→ Set task 1:
Do these statements agree with the passage on the Pennsylvania election review? (a) The hearing was held at the State Capitol in Harrisburg. (b) The Republican county commissioner who spoke reported evidence of fraud. (c) Josh Shapiro is Pennsylvania's Republican state attorney general. For each, answer yes or no and quote the passage's deciding words.

→ Passage provided:

********************

The answers are increasingly clear.

Wisconsin Republicans are moving forward with their own taxpayer-financed election examination, and as Reuters reported, Pennsylvania Republicans are doing the same.

Republican lawmakers in Pennsylvania kicked off an "election integrity" review with a public hearing on Thursday, joining partisan efforts in other battleground states to cast doubts on former President Donald Trump's November election loss. The hearing at the State Capitol in Harrisburg was the first step in what is expected to be an expansive review of the 2020 election....

To the extent that the hearing itself was relevant, state legislators heard from a Republican county commissioner who didn't see any evidence of election wrongdoing or fraud. It led Josh Shapiro, Pennsylvania's Democratic state attorney general, to describe the event as "a complete dud."

********************

→ Data in this exercise:
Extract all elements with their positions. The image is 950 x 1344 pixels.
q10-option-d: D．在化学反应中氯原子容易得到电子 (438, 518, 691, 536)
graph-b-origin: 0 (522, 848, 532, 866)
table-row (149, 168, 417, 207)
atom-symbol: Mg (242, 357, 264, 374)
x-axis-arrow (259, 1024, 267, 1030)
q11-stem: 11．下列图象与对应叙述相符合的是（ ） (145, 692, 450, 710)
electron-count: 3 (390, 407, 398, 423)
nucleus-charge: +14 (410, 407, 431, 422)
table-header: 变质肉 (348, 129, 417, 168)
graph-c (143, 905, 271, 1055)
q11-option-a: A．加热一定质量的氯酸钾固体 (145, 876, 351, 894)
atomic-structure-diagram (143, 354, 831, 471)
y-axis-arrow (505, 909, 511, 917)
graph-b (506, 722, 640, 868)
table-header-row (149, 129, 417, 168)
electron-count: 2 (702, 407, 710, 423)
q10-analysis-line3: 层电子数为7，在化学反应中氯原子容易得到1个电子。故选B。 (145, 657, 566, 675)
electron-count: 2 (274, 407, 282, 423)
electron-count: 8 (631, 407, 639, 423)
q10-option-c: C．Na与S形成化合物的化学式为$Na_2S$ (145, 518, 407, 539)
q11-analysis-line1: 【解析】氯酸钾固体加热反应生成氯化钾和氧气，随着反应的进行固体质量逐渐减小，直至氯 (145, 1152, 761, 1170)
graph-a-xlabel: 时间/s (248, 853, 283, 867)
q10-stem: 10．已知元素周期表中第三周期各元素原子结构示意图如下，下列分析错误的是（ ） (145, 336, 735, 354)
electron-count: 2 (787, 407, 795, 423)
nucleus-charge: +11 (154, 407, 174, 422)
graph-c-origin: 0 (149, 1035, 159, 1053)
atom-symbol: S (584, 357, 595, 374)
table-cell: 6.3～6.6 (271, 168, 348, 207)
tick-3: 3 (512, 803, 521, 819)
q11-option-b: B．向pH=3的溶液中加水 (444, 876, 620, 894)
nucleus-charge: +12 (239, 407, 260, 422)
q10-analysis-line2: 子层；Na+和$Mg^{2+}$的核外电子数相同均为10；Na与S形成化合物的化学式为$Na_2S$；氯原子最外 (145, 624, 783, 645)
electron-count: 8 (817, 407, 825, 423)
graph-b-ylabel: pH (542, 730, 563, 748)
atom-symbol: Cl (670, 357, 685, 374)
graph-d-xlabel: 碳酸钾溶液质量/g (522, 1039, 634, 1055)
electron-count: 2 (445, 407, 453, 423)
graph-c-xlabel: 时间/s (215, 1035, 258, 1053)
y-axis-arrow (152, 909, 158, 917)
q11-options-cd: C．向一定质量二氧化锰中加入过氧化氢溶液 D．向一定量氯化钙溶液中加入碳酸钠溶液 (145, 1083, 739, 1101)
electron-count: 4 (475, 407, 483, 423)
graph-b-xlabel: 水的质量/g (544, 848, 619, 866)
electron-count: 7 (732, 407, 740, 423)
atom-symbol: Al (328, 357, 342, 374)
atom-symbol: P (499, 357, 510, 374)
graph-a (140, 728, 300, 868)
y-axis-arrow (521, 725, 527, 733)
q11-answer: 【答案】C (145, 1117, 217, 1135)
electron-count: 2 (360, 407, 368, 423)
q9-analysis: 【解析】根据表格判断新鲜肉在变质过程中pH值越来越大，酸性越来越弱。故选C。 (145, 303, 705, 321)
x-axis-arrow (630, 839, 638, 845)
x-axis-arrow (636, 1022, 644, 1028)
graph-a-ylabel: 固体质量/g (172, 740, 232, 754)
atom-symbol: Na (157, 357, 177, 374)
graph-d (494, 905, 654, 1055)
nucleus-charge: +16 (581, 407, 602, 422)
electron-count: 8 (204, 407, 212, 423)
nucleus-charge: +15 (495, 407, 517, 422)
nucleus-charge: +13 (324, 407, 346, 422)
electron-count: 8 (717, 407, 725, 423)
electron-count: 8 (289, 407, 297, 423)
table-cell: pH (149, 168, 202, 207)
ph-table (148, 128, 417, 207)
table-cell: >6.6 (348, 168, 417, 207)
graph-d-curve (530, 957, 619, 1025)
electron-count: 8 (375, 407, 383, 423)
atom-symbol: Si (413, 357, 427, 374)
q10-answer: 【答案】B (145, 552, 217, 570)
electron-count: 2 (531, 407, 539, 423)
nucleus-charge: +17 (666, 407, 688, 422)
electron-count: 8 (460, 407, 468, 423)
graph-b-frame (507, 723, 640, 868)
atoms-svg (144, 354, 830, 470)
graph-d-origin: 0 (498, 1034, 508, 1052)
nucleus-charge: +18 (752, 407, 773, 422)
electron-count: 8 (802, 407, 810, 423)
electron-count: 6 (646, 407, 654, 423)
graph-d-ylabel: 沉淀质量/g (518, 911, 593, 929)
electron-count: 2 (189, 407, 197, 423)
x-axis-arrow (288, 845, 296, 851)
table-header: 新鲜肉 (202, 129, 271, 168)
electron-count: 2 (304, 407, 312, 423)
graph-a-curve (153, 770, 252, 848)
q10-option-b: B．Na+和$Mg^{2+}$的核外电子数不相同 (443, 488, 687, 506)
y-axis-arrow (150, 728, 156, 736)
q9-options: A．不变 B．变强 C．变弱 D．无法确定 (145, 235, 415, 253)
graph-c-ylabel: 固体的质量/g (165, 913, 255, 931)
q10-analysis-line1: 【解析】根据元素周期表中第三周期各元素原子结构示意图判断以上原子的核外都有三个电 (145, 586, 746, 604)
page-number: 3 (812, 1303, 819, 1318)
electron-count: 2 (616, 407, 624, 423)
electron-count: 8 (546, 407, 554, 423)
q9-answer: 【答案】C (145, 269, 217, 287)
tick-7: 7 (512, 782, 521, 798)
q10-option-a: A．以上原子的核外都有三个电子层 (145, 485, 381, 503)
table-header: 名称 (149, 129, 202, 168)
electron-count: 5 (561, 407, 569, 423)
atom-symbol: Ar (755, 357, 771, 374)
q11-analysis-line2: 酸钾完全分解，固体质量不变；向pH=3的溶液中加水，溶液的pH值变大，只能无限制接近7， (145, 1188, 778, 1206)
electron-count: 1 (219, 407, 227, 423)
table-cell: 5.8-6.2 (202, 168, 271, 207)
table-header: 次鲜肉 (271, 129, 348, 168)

********************

→ Set task 2:
Write out the listing from its first line down to the line containing "657, 566, 675)", with both ends included and each line reproduced without change.

→ Correct output 1:
(a) Yes: "The hearing at the State Capitol in Harrisburg was the first step in what is expected to be an expansive review of the 2020 election"
(b) No: "a Republican county commissioner who didn't see any evidence of election wrongdoing or fraud"
(c) No: "Josh Shapiro, Pennsylvania's Democratic state attorney general"

→ Correct output 2:
Extract all elements with their positions. The image is 950 x 1344 pixels.
q10-option-d: D．在化学反应中氯原子容易得到电子 (438, 518, 691, 536)
graph-b-origin: 0 (522, 848, 532, 866)
table-row (149, 168, 417, 207)
atom-symbol: Mg (242, 357, 264, 374)
x-axis-arrow (259, 1024, 267, 1030)
q11-stem: 11．下列图象与对应叙述相符合的是（ ） (145, 692, 450, 710)
electron-count: 3 (390, 407, 398, 423)
nucleus-charge: +14 (410, 407, 431, 422)
table-header: 变质肉 (348, 129, 417, 168)
graph-c (143, 905, 271, 1055)
q11-option-a: A．加热一定质量的氯酸钾固体 (145, 876, 351, 894)
atomic-structure-diagram (143, 354, 831, 471)
y-axis-arrow (505, 909, 511, 917)
graph-b (506, 722, 640, 868)
table-header-row (149, 129, 417, 168)
electron-count: 2 (702, 407, 710, 423)
q10-analysis-line3: 层电子数为7，在化学反应中氯原子容易得到1个电子。故选B。 (145, 657, 566, 675)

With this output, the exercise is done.